Prompt: Report all lines from the entries below in which "Bitcoin" appears.

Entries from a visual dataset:
** BEGIN **

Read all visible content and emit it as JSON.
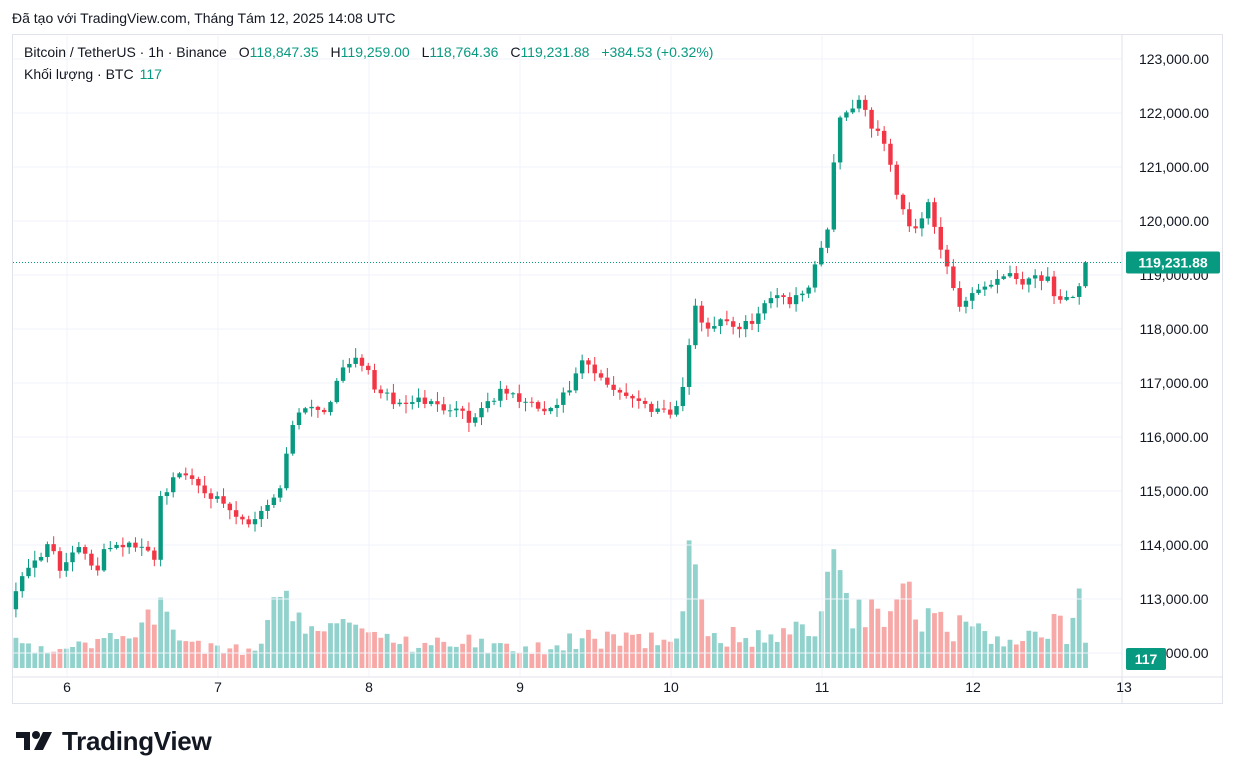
{
  "header": {
    "created_with": "Đã tạo với TradingView.com, Tháng Tám 12, 2025 14:08 UTC"
  },
  "legend": {
    "symbol": "Bitcoin / TetherUS · 1h · Binance",
    "open_label": "O",
    "open_value": "118,847.35",
    "high_label": "H",
    "high_value": "119,259.00",
    "low_label": "L",
    "low_value": "118,764.36",
    "close_label": "C",
    "close_value": "119,231.88",
    "change": "+384.53 (+0.32%)",
    "volume_label": "Khối lượng · BTC",
    "volume_value": "117"
  },
  "colors": {
    "up": "#089981",
    "down": "#f23645",
    "up_volume": "#92d2cc",
    "down_volume": "#f7a9a7",
    "grid": "#f0f3fa",
    "last_price_tag": "#089981",
    "volume_tag": "#089981"
  },
  "logo": {
    "icon": "tradingview-logo-icon",
    "text": "TradingView"
  },
  "chart_data": {
    "type": "candlestick",
    "title": "Bitcoin / TetherUS · 1h · Binance",
    "timeframe": "1h",
    "y_ticks": [
      123000,
      122000,
      121000,
      120000,
      119000,
      118000,
      117000,
      116000,
      115000,
      114000,
      113000,
      112000
    ],
    "y_tick_labels": [
      "123,000.00",
      "122,000.00",
      "121,000.00",
      "120,000.00",
      "119,000.00",
      "118,000.00",
      "117,000.00",
      "116,000.00",
      "115,000.00",
      "114,000.00",
      "113,000.00",
      "112,000.00"
    ],
    "ylim": [
      111700,
      123500
    ],
    "x_ticks": [
      6,
      7,
      8,
      9,
      10,
      11,
      12,
      13
    ],
    "x_tick_labels": [
      "6",
      "7",
      "8",
      "9",
      "10",
      "11",
      "12",
      "13"
    ],
    "last_price": 119231.88,
    "last_price_label": "119,231.88",
    "volume_last_label": "117",
    "grid": true,
    "anchors": [
      [
        5.62,
        112900
      ],
      [
        5.75,
        113650
      ],
      [
        5.9,
        114000
      ],
      [
        5.95,
        113500
      ],
      [
        6.05,
        114000
      ],
      [
        6.2,
        113500
      ],
      [
        6.22,
        113950
      ],
      [
        6.35,
        114050
      ],
      [
        6.5,
        113900
      ],
      [
        6.58,
        113800
      ],
      [
        6.62,
        114900
      ],
      [
        6.75,
        115350
      ],
      [
        6.85,
        115200
      ],
      [
        6.95,
        114950
      ],
      [
        7.05,
        114650
      ],
      [
        7.2,
        114350
      ],
      [
        7.3,
        114700
      ],
      [
        7.42,
        115050
      ],
      [
        7.48,
        116250
      ],
      [
        7.58,
        116600
      ],
      [
        7.7,
        116500
      ],
      [
        7.78,
        116900
      ],
      [
        7.85,
        117450
      ],
      [
        7.98,
        117300
      ],
      [
        8.05,
        116850
      ],
      [
        8.2,
        116600
      ],
      [
        8.35,
        116700
      ],
      [
        8.45,
        116550
      ],
      [
        8.6,
        116600
      ],
      [
        8.65,
        116250
      ],
      [
        8.8,
        116700
      ],
      [
        8.9,
        116850
      ],
      [
        9.05,
        116600
      ],
      [
        9.2,
        116450
      ],
      [
        9.32,
        116850
      ],
      [
        9.42,
        117400
      ],
      [
        9.55,
        117000
      ],
      [
        9.7,
        116800
      ],
      [
        9.85,
        116550
      ],
      [
        10.0,
        116500
      ],
      [
        10.05,
        116550
      ],
      [
        10.1,
        117250
      ],
      [
        10.15,
        118400
      ],
      [
        10.25,
        118000
      ],
      [
        10.35,
        118250
      ],
      [
        10.45,
        117950
      ],
      [
        10.6,
        118350
      ],
      [
        10.7,
        118700
      ],
      [
        10.8,
        118500
      ],
      [
        10.9,
        118750
      ],
      [
        10.95,
        119150
      ],
      [
        11.05,
        120000
      ],
      [
        11.1,
        121950
      ],
      [
        11.15,
        121950
      ],
      [
        11.25,
        122300
      ],
      [
        11.3,
        121850
      ],
      [
        11.4,
        121550
      ],
      [
        11.5,
        120500
      ],
      [
        11.6,
        119800
      ],
      [
        11.7,
        120300
      ],
      [
        11.78,
        119500
      ],
      [
        11.85,
        119000
      ],
      [
        11.9,
        118400
      ],
      [
        12.0,
        118700
      ],
      [
        12.12,
        118850
      ],
      [
        12.2,
        119050
      ],
      [
        12.32,
        118900
      ],
      [
        12.4,
        119000
      ],
      [
        12.5,
        118900
      ],
      [
        12.55,
        118400
      ],
      [
        12.65,
        118600
      ],
      [
        12.72,
        118850
      ],
      [
        12.75,
        119231.88
      ]
    ],
    "volume_anchors": [
      [
        5.62,
        900
      ],
      [
        6.0,
        800
      ],
      [
        6.5,
        1400
      ],
      [
        6.58,
        2700
      ],
      [
        6.7,
        1200
      ],
      [
        7.0,
        650
      ],
      [
        7.3,
        900
      ],
      [
        7.42,
        3700
      ],
      [
        7.5,
        1700
      ],
      [
        7.9,
        1500
      ],
      [
        8.2,
        1000
      ],
      [
        8.6,
        1100
      ],
      [
        9.0,
        700
      ],
      [
        9.2,
        900
      ],
      [
        9.4,
        1200
      ],
      [
        9.8,
        1000
      ],
      [
        10.05,
        1400
      ],
      [
        10.12,
        5000
      ],
      [
        10.25,
        1200
      ],
      [
        10.6,
        1300
      ],
      [
        10.9,
        1400
      ],
      [
        11.0,
        1800
      ],
      [
        11.1,
        6000
      ],
      [
        11.2,
        2300
      ],
      [
        11.45,
        2100
      ],
      [
        11.55,
        2800
      ],
      [
        11.75,
        1800
      ],
      [
        12.0,
        1400
      ],
      [
        12.3,
        900
      ],
      [
        12.55,
        1700
      ],
      [
        12.65,
        1200
      ],
      [
        12.72,
        2900
      ],
      [
        12.76,
        240
      ]
    ],
    "volume_max": 6000
  }
}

** END **

Exercise answer:
    "symbol": "Bitcoin / TetherUS · 1h · Binance",
    "title": "Bitcoin / TetherUS · 1h · Binance",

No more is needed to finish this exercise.